*Job:* Could you repeat the lines below with "legend-swatch" renamed to "legend-marker" everywhere it occurs, leaving everything else unchanged?

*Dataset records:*
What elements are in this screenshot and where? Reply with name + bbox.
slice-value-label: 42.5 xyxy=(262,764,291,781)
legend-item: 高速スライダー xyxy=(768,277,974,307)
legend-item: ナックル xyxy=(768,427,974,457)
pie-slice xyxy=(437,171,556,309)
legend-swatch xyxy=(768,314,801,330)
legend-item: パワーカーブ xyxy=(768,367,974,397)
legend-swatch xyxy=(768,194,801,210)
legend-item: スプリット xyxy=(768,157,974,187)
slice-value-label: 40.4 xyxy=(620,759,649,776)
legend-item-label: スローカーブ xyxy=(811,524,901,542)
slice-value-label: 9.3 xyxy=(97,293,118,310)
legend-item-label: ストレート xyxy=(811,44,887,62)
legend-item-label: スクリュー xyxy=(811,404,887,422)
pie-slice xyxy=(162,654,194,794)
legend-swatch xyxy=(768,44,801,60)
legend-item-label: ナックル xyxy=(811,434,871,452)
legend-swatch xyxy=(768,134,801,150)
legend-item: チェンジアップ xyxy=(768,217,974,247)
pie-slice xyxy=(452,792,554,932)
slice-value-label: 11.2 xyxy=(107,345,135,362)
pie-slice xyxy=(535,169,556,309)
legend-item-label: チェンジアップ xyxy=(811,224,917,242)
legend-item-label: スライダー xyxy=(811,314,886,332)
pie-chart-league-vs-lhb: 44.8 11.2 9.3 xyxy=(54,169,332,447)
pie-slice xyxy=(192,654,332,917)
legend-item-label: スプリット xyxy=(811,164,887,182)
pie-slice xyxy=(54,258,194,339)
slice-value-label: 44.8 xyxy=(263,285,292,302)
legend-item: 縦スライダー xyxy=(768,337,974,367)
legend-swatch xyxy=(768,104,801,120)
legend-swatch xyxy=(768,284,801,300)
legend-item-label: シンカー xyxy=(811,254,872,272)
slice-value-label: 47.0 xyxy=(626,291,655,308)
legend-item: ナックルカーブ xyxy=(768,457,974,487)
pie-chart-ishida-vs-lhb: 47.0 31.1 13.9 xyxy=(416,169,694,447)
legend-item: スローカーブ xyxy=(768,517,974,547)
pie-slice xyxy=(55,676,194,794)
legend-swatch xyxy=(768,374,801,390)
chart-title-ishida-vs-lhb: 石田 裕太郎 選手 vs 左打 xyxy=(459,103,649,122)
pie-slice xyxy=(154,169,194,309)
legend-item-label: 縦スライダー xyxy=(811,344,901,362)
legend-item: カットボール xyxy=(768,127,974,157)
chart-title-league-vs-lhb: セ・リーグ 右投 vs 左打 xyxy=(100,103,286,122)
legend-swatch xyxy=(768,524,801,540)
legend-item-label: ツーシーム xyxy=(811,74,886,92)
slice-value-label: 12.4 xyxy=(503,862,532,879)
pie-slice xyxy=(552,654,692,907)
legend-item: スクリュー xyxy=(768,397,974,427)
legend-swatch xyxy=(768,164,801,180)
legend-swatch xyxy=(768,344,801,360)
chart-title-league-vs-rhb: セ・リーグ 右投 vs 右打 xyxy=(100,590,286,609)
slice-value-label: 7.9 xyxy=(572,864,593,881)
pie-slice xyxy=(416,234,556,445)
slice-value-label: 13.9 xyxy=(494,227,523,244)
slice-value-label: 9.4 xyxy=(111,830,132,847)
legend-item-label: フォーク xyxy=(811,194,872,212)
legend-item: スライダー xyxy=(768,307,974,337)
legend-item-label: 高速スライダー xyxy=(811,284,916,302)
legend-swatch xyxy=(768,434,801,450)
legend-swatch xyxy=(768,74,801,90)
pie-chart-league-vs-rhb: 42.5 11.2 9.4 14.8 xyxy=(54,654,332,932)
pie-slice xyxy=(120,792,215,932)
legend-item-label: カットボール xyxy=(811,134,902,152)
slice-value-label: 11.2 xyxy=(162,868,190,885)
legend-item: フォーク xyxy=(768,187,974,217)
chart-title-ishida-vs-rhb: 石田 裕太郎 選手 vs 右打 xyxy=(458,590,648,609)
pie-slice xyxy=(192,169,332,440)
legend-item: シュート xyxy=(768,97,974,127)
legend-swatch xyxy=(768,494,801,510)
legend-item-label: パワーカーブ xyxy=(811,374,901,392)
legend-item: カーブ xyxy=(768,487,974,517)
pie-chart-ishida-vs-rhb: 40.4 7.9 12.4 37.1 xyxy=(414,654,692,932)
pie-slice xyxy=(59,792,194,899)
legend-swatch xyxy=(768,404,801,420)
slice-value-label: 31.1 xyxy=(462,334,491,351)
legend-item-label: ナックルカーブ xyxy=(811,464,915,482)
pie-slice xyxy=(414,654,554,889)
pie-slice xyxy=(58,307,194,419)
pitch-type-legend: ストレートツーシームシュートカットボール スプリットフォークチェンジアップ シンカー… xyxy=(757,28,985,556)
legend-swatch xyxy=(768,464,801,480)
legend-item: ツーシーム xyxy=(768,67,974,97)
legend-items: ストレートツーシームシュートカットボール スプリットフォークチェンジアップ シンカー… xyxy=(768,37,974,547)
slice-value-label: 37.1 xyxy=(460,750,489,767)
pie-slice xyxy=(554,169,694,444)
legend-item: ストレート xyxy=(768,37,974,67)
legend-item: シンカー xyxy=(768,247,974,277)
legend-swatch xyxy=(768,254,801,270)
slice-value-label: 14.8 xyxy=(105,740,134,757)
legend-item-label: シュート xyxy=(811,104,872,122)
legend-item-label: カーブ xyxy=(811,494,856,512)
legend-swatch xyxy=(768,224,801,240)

*Output for this task:*
What elements are in this screenshot and where? Reply with name + bbox.
slice-value-label: 42.5 xyxy=(262,764,291,781)
legend-item: 高速スライダー xyxy=(768,277,974,307)
legend-item: ナックル xyxy=(768,427,974,457)
pie-slice xyxy=(437,171,556,309)
legend-marker xyxy=(768,314,801,330)
legend-item: パワーカーブ xyxy=(768,367,974,397)
legend-marker xyxy=(768,194,801,210)
legend-item: スプリット xyxy=(768,157,974,187)
slice-value-label: 40.4 xyxy=(620,759,649,776)
legend-item-label: スローカーブ xyxy=(811,524,901,542)
slice-value-label: 9.3 xyxy=(97,293,118,310)
legend-item-label: ストレート xyxy=(811,44,887,62)
legend-item-label: スクリュー xyxy=(811,404,887,422)
pie-slice xyxy=(162,654,194,794)
legend-marker xyxy=(768,44,801,60)
legend-item-label: ナックル xyxy=(811,434,871,452)
legend-marker xyxy=(768,134,801,150)
legend-item: チェンジアップ xyxy=(768,217,974,247)
pie-slice xyxy=(452,792,554,932)
slice-value-label: 11.2 xyxy=(107,345,135,362)
pie-slice xyxy=(535,169,556,309)
legend-item-label: チェンジアップ xyxy=(811,224,917,242)
legend-item-label: スライダー xyxy=(811,314,886,332)
pie-chart-league-vs-lhb: 44.8 11.2 9.3 xyxy=(54,169,332,447)
pie-slice xyxy=(192,654,332,917)
legend-item-label: スプリット xyxy=(811,164,887,182)
pie-slice xyxy=(54,258,194,339)
slice-value-label: 44.8 xyxy=(263,285,292,302)
legend-item: 縦スライダー xyxy=(768,337,974,367)
legend-marker xyxy=(768,104,801,120)
legend-marker xyxy=(768,284,801,300)
legend-item-label: シンカー xyxy=(811,254,872,272)
slice-value-label: 47.0 xyxy=(626,291,655,308)
legend-item: ナックルカーブ xyxy=(768,457,974,487)
pie-chart-ishida-vs-lhb: 47.0 31.1 13.9 xyxy=(416,169,694,447)
legend-item: スローカーブ xyxy=(768,517,974,547)
pie-slice xyxy=(55,676,194,794)
legend-marker xyxy=(768,374,801,390)
chart-title-ishida-vs-lhb: 石田 裕太郎 選手 vs 左打 xyxy=(459,103,649,122)
pie-slice xyxy=(154,169,194,309)
legend-item-label: 縦スライダー xyxy=(811,344,901,362)
legend-item: カットボール xyxy=(768,127,974,157)
chart-title-league-vs-lhb: セ・リーグ 右投 vs 左打 xyxy=(100,103,286,122)
legend-marker xyxy=(768,524,801,540)
legend-item-label: ツーシーム xyxy=(811,74,886,92)
slice-value-label: 12.4 xyxy=(503,862,532,879)
pie-slice xyxy=(552,654,692,907)
legend-item: スクリュー xyxy=(768,397,974,427)
legend-marker xyxy=(768,164,801,180)
legend-marker xyxy=(768,344,801,360)
chart-title-league-vs-rhb: セ・リーグ 右投 vs 右打 xyxy=(100,590,286,609)
slice-value-label: 7.9 xyxy=(572,864,593,881)
pie-slice xyxy=(416,234,556,445)
slice-value-label: 13.9 xyxy=(494,227,523,244)
slice-value-label: 9.4 xyxy=(111,830,132,847)
legend-item-label: フォーク xyxy=(811,194,872,212)
legend-item: スライダー xyxy=(768,307,974,337)
legend-item-label: 高速スライダー xyxy=(811,284,916,302)
legend-marker xyxy=(768,434,801,450)
legend-marker xyxy=(768,74,801,90)
pie-chart-league-vs-rhb: 42.5 11.2 9.4 14.8 xyxy=(54,654,332,932)
pie-slice xyxy=(120,792,215,932)
legend-item-label: カットボール xyxy=(811,134,902,152)
slice-value-label: 11.2 xyxy=(162,868,190,885)
legend-item: フォーク xyxy=(768,187,974,217)
chart-title-ishida-vs-rhb: 石田 裕太郎 選手 vs 右打 xyxy=(458,590,648,609)
pie-slice xyxy=(192,169,332,440)
legend-item: シュート xyxy=(768,97,974,127)
legend-marker xyxy=(768,494,801,510)
legend-item-label: パワーカーブ xyxy=(811,374,901,392)
legend-item: カーブ xyxy=(768,487,974,517)
pie-chart-ishida-vs-rhb: 40.4 7.9 12.4 37.1 xyxy=(414,654,692,932)
pie-slice xyxy=(59,792,194,899)
legend-marker xyxy=(768,404,801,420)
slice-value-label: 31.1 xyxy=(462,334,491,351)
legend-item-label: ナックルカーブ xyxy=(811,464,915,482)
pie-slice xyxy=(414,654,554,889)
pie-slice xyxy=(58,307,194,419)
pitch-type-legend: ストレートツーシームシュートカットボール スプリットフォークチェンジアップ シンカー… xyxy=(757,28,985,556)
legend-marker xyxy=(768,464,801,480)
legend-item: ツーシーム xyxy=(768,67,974,97)
legend-items: ストレートツーシームシュートカットボール スプリットフォークチェンジアップ シンカー… xyxy=(768,37,974,547)
slice-value-label: 37.1 xyxy=(460,750,489,767)
pie-slice xyxy=(554,169,694,444)
legend-item: ストレート xyxy=(768,37,974,67)
legend-item: シンカー xyxy=(768,247,974,277)
legend-marker xyxy=(768,254,801,270)
slice-value-label: 14.8 xyxy=(105,740,134,757)
legend-item-label: シュート xyxy=(811,104,872,122)
legend-item-label: カーブ xyxy=(811,494,856,512)
legend-marker xyxy=(768,224,801,240)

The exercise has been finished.